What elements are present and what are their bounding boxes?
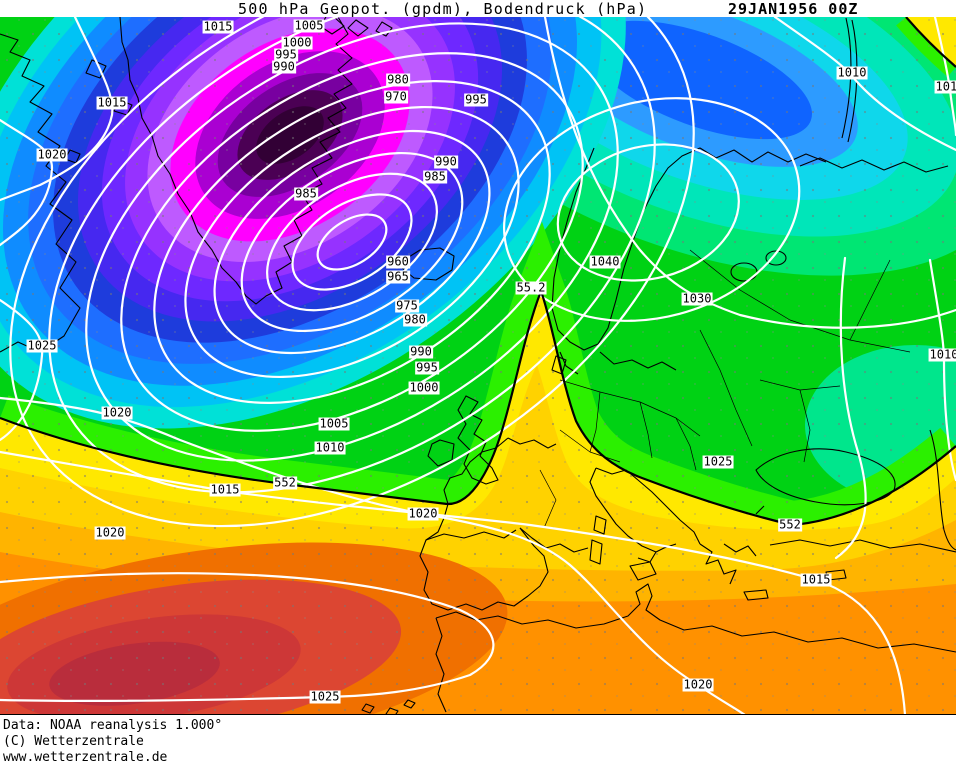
pressure-label: 1010 (836, 65, 868, 80)
pressure-label: 985 (423, 169, 447, 184)
pressure-label: 1015 (934, 80, 956, 94)
pressure-label: 980 (386, 72, 410, 87)
pressure-label: 990 (409, 344, 433, 359)
pressure-label: 995 (274, 47, 298, 62)
pressure-label: 1000 (281, 35, 313, 50)
pressure-label: 1020 (94, 525, 126, 540)
pressure-label: 1040 (589, 254, 621, 269)
website-text: www.wetterzentrale.de (3, 750, 168, 765)
pressure-label: 990 (272, 59, 296, 74)
pressure-label: 1010 (928, 348, 956, 362)
map-date: 29JAN1956 00Z (728, 0, 859, 18)
geopotential-label: 552 (273, 475, 297, 490)
coastlines-layer (0, 17, 956, 715)
pressure-label: 1020 (682, 677, 714, 692)
geopotential-label: 55.2 (515, 280, 547, 295)
pressure-label: 1000 (408, 380, 440, 395)
pressure-label: 1030 (681, 291, 713, 306)
data-source-text: Data: NOAA reanalysis 1.000° (3, 718, 223, 733)
map-bottom-border (0, 714, 956, 715)
pressure-label: 995 (464, 92, 488, 107)
pressure-label: 1020 (101, 405, 133, 420)
pressure-label: 970 (384, 89, 408, 104)
pressure-label: 965 (386, 269, 410, 284)
pressure-label: 1020 (36, 147, 68, 162)
pressure-label: 1015 (96, 95, 128, 110)
title-bar: 500 hPa Geopot. (gpdm), Bodendruck (hPa)… (0, 0, 956, 18)
pressure-label: 995 (415, 360, 439, 375)
pressure-label: 980 (403, 312, 427, 327)
pressure-label: 990 (434, 154, 458, 169)
geopotential-label: 552 (778, 517, 802, 532)
pressure-label: 975 (395, 298, 419, 313)
pressure-label: 985 (294, 186, 318, 201)
footer: Data: NOAA reanalysis 1.000° (C) Wetterz… (0, 716, 956, 768)
pressure-label: 1015 (202, 19, 234, 34)
pressure-label: 1025 (702, 454, 734, 469)
pressure-label: 1025 (26, 338, 58, 353)
pressure-label: 1005 (318, 416, 350, 431)
pressure-label: 1025 (309, 689, 341, 704)
map-title: 500 hPa Geopot. (gpdm), Bodendruck (hPa) (238, 0, 648, 18)
copyright-text: (C) Wetterzentrale (3, 734, 144, 749)
pressure-label: 1020 (407, 506, 439, 521)
pressure-label: 1015 (800, 572, 832, 587)
pressure-label: 960 (386, 254, 410, 269)
pressure-label: 1015 (209, 482, 241, 497)
isobar-lines (0, 17, 956, 715)
pressure-label: 1005 (293, 18, 325, 33)
pressure-label: 1010 (314, 440, 346, 455)
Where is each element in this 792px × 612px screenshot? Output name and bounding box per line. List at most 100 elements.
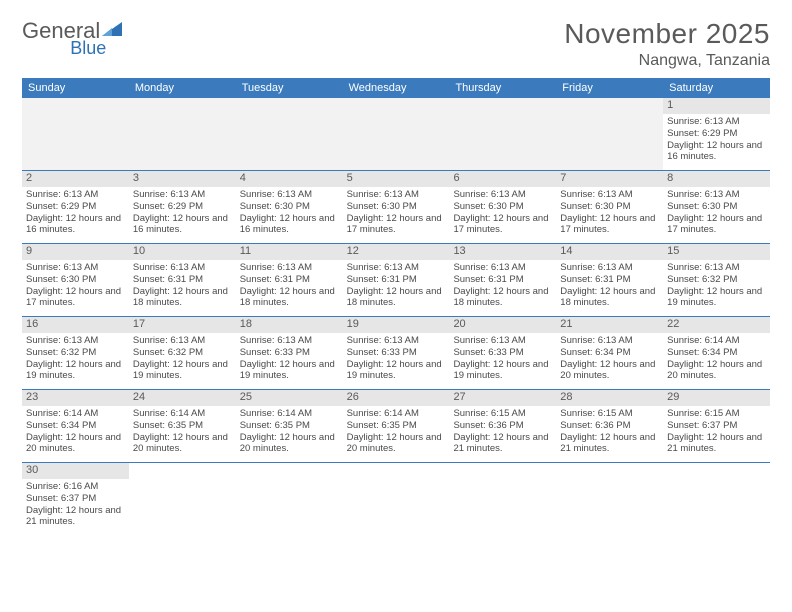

◆ **Goal**
Copy the listing lines starting at the one containing "pressure-label: 1010 (836, 65, 868, 80)" and ending at the one containing "pressure-label: 1040 (589, 254, 621, 269)", substituting "isobar-label" for "pressure-label" and leaving everything else unchanged.

◆ **Output of the exercise**
isobar-label: 1010 (836, 65, 868, 80)
isobar-label: 985 (423, 169, 447, 184)
isobar-label: 1015 (934, 80, 956, 94)
isobar-label: 980 (386, 72, 410, 87)
isobar-label: 990 (409, 344, 433, 359)
isobar-label: 995 (274, 47, 298, 62)
isobar-label: 1000 (281, 35, 313, 50)
isobar-label: 1020 (94, 525, 126, 540)
isobar-label: 1040 (589, 254, 621, 269)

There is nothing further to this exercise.